**Given instruction:** For this exercise, copy out each line of the material below that includes "conditions".

(Extracted data entries)
## START

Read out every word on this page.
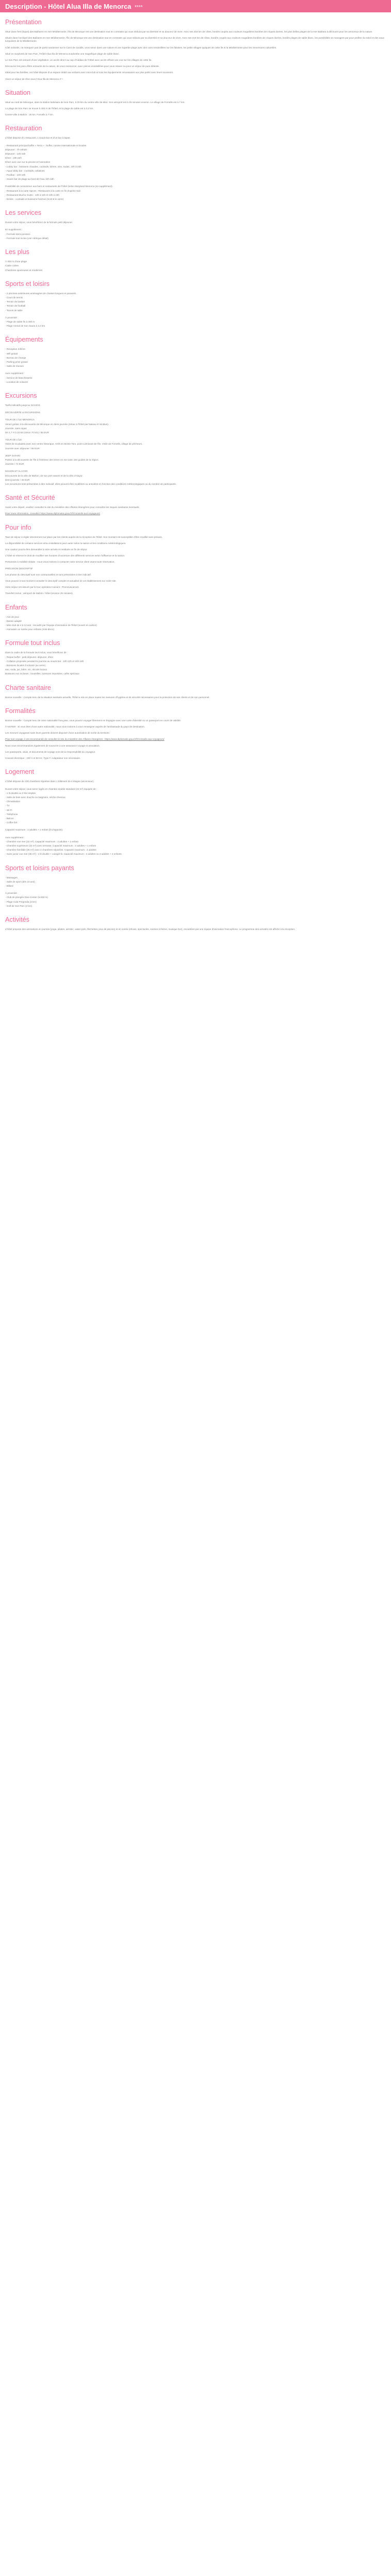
Description - Hôtel Alua Illa de Menorca ****
Présentation

Situé dans l'est (tiquet) des Baléares en mer Méditerranée, l'île de Minorque est une destination tout en contraste qui vous séduira par sa diversité et sa douceur de vivre. Avec ses 216 km de côtes, bordés coupés aux couleurs rougeâtres bordées de criques dorées, les plus belles plages de la mer Baléare à découvrir pour les amoureux de la nature.

Située dans l'archipel des Baléares en mer Méditerranée, l'île de Minorque est une destination tout en contraste qui vous séduira par sa diversité et sa douceur de vivre. Avec ses 216 km de côtes, bordés coupés aux couleurs rougeâtres bordées de criques dorées, bordés plages de sable blanc, les possibilités se managent par pour profiter du soleil et des eaux turquoises de la Méditerranée.

Côté activités, ne manquez pas de partir randonner sur le Cami de Cavalls, vous serez dans une nature et une superbe plage avec des vues ensoleillées sur les falaises, les petits villages typiques de cette île et la Méditerranée pour les immersions culturelles.

Situé en surplomb de Son Parc, l'Hôtel Alua Illa de Menorca surplombe une magnifique plage de sable blanc.

Le Son Parc est entouré d'une végétation, un accès direct au cap d'Addaia de l'Hôtel avec accès offrant une vue sur les villages de cette île.

Découvrez les joies d'être entourés de la nature, de vous ressourcer, avec pièces ensoleillées pour vous relaxer ou pour un séjour de pure détente.

Idéal pour les familles, cet hôtel dispose d'un espace dédié aux enfants avec mini-club et tous les équipements nécessaires aux plus petits avec leurs souvenirs.

Vivez un séjour de rêve sous l'Alua Illa de Menorca 4* !

Situation

Situé au nord de Minorque, dans la station balnéaire de Son Parc, à 20 km du centre-ville de Maó. Son aéroport est à 25 minutes environ. Le village de Fornells est à 7 km.

La plage de Son Parc se trouve à 400 m de l'hôtel, et la plage de sable est à 3,2 km.

Centre-ville à Mahón : 25 km. Fornells à 7 km.

Restauration

L'hôtel dispose d'1 restaurant, 1 snack-bar et d'un bar à tapas.

- Restaurant principal buffet « Terra » : buffet, cuisine internationale et locales

Déjeuner : 7h-10h30

Déjeuner : 13h-15h

Dîner : 19h-22h

Dîner avec vue sur la piscine et l'animation

- Lobby bar : boissons chaudes, cocktails, bières, vins, sodas, 10h à 23h

- Aqua lobby bar : cocktails, collations

- Poolbar : 10h-19h

- Snack-bar de plage au bord de l'eau 10h-18h

Possibilité de consommer aux bars et restaurants de l'hôtel (selon Maryland Menorca (en supplément).

- Restaurant à la carte Spices : Restaurant à la carte en fin d'après-midi

- Restaurant Mucho Gusto : 13h à 16h et 19h à 23h

- Drinks - cocktails et boissons fraîches (5,50 € le verre)

Les services

Durant votre séjour, vous bénéficiez de la formule petit déjeuner.

En supplément :

- Formule demi-pension

- Formule tout inclus (voir rubrique détail)

Les plus

À 400 m d'une plage

Cadre calme

Chambres spacieuses et modernes

Sports et loisirs

- 2 piscines extérieures aménagées de chaises longues et parasols.

- Court de tennis

- Terrain de basket

- Terrain de football

- Tennis de table

À proximité :

- Plage de sable fin à 400 m

- Plage Arenal de Son Saura à 3,2 km

Équipements

- Réception 24h/24

- Wifi gratuit

- Bureau de change

- Parking privé gratuit

- Salle de réunion

Avec supplément :

- Service de blanchisserie

- Location de voitures

Excursions

Tarifs indicatifs jusqu'au 31/10/24

DÉCOUVERTE & EXCURSIONS

TOUR DE L'ÎLE MENORCA

Venez goûter à la découverte de Minorque en demi-journée (retour à l'hôtel par bateau et minibus).

Journée, sans repas

De 1,7 H à 10 km (sinon 70 km) / 85 EUR

TOUR DE L'ÎLE

Visite de Ciudadela avec son centre historique. Arrêt en Monte Toro, point culminant de l'île. Visite de Fornells, village de pêcheurs.

Journée avec déjeuner / 65 EUR

JEEP SAFARI

Partez à la découverte de l'île à l'intérieur des terres en 4x4 avec des guides de la région.

Journée / 72 EUR

MAHON ET ALAYOR

Découverte de la ville de Mahon, de son port naturel et de la ville d'Alayor.

Demi-journée / 35 EUR

Les excursions sont présentées à titre indicatif, elles peuvent être modifiées ou annulées en fonction des conditions météorologiques ou du nombre de participants.

Santé et Sécurité

Avant votre départ, veuillez consulter le site du ministère des Affaires étrangères pour connaître les risques sanitaires éventuels.

Pour toute information, consultez https://www.diplomatie.gouv.fr/fr/conseils-aux-voyageurs/

Pour info

Taxe de séjour à régler directement sur place par les clients auprès de la réception de l'hôtel. Son montant est susceptible d'être modifié sans préavis.

La disponibilité de certains services et/ou installations peut varier selon la saison et les conditions météorologiques.

Une caution pourra être demandée à votre arrivée et restituée en fin de séjour.

L'hôtel se réserve le droit de modifier ses horaires d'ouverture des différents services selon l'affluence et la saison.

Personnes à mobilité réduite : nous vous invitons à contacter notre service client avant toute réservation.

PRÉCISION DESCRIPTIF

Les photos du descriptif sont non contractuelles et sont présentées à titre indicatif.

Vous pouvez à tout moment consulter le descriptif complet et actualisé de cet établissement sur notre site.

Votre séjour est assuré par le tour-opérateur suivant : Promovacances

Transfert inclus : aéroport de Mahón / hôtel (environ 25 minutes)

Enfants

- Aire de jeux

- Bassin adapté

- Mini-club de 4 à 12 ans : encadré par l'équipe d'animation de l'hôtel (ouvert en saison)

- Animation en soirée pour enfants (mini-disco)

Formule tout inclus

Dans la cadre de la formule tout inclus, vous bénéficiez de :

- Repas buffet : petit déjeuner, déjeuner, dîner

- Collation proposée pendant la journée au snack-bar : 10h-12h et 15h-18h

- Boissons locales à volonté (au verre) :

eau, soda, jus, bière, vin, alcools locaux

Boissons non incluses : bouteilles, boissons importées, cafés spéciaux

Charte sanitaire

Bonne nouvelle : Compte tenu de la situation sanitaire actuelle, l'hôtel a mis en place toutes les mesures d'hygiène et de sécurité nécessaires pour la protection de ses clients et de son personnel.

Formalités

Bonne nouvelle : Compte tenu de votre nationalité française, vous pouvez voyager librement en Espagne avec une carte d'identité ou un passeport en cours de validité.

À NOTER : Si vous êtes d'une autre nationalité, nous vous invitons à vous renseigner auprès de l'ambassade du pays de destination.

Les mineurs voyageant sans leurs parents doivent disposer d'une autorisation de sortie du territoire.

Pour tout voyage, il est recommandé de consulter le site du ministère des Affaires étrangères : https://www.diplomatie.gouv.fr/fr/conseils-aux-voyageurs/

Nous vous recommandons également de souscrire à une assurance voyage et annulation.

Les passeports, visas, et documents de voyage sont de la responsabilité du voyageur.

Courant électrique : 230 V et 50 Hz. Type F. Adaptateur non nécessaire.

Logement

L'hôtel dispose de 228 chambres réparties dans 1 bâtiment de 4 étages (ascenseur).

Durant votre séjour, vous serez logés en chambre double standard (22 m²) équipée de :

- 1 lit double ou 2 lits simples

- Salle de bain avec douche ou baignoire, sèche-cheveux

- Climatisation

- TV

- Wi-Fi

- Téléphone

- Balcon

- Coffre-fort

Capacité maximum : 2 adultes + 1 enfant (lit d'appoint).

Avec supplément :

- Chambre vue mer (22 m²). Capacité maximum : 2 adultes + 1 enfant

- Chambre supérieure (22 m²) avec terrasse. Capacité maximum : 2 adultes + 1 enfant

- Chambre familiale (35 m²) avec 2 chambres séparées. Capacité maximum : 4 adultes

- Suite junior vue mer (35 m²) : 1 lit double + canapé-lit. Capacité maximum : 3 adultes ou 2 adultes + 2 enfants

Sports et loisirs payants

- Massages

- Salle de sport (dès 16 ans)

- Billard

À proximité :

- Club de plongée Dive Center (à 600 m)

- Plage Cala Pregonda (3 km)

- Golf de Son Parc (2 km)

Activités

L'hôtel propose des animations en journée (yoga, pilates, aérobic, water-polo, fléchettes, jeux de piscine) et en soirée (shows, spectacles, soirées à thème, musique live), encadrées par une équipe d'animation francophone. Le programme des activités est affiché à la réception.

## END

**Completed exercise:**
Les excursions sont présentées à titre indicatif, elles peuvent être modifiées ou annulées en fonction des conditions météorologiques ou du nombre de participants.
La disponibilité de certains services et/ou installations peut varier selon la saison et les conditions météorologiques.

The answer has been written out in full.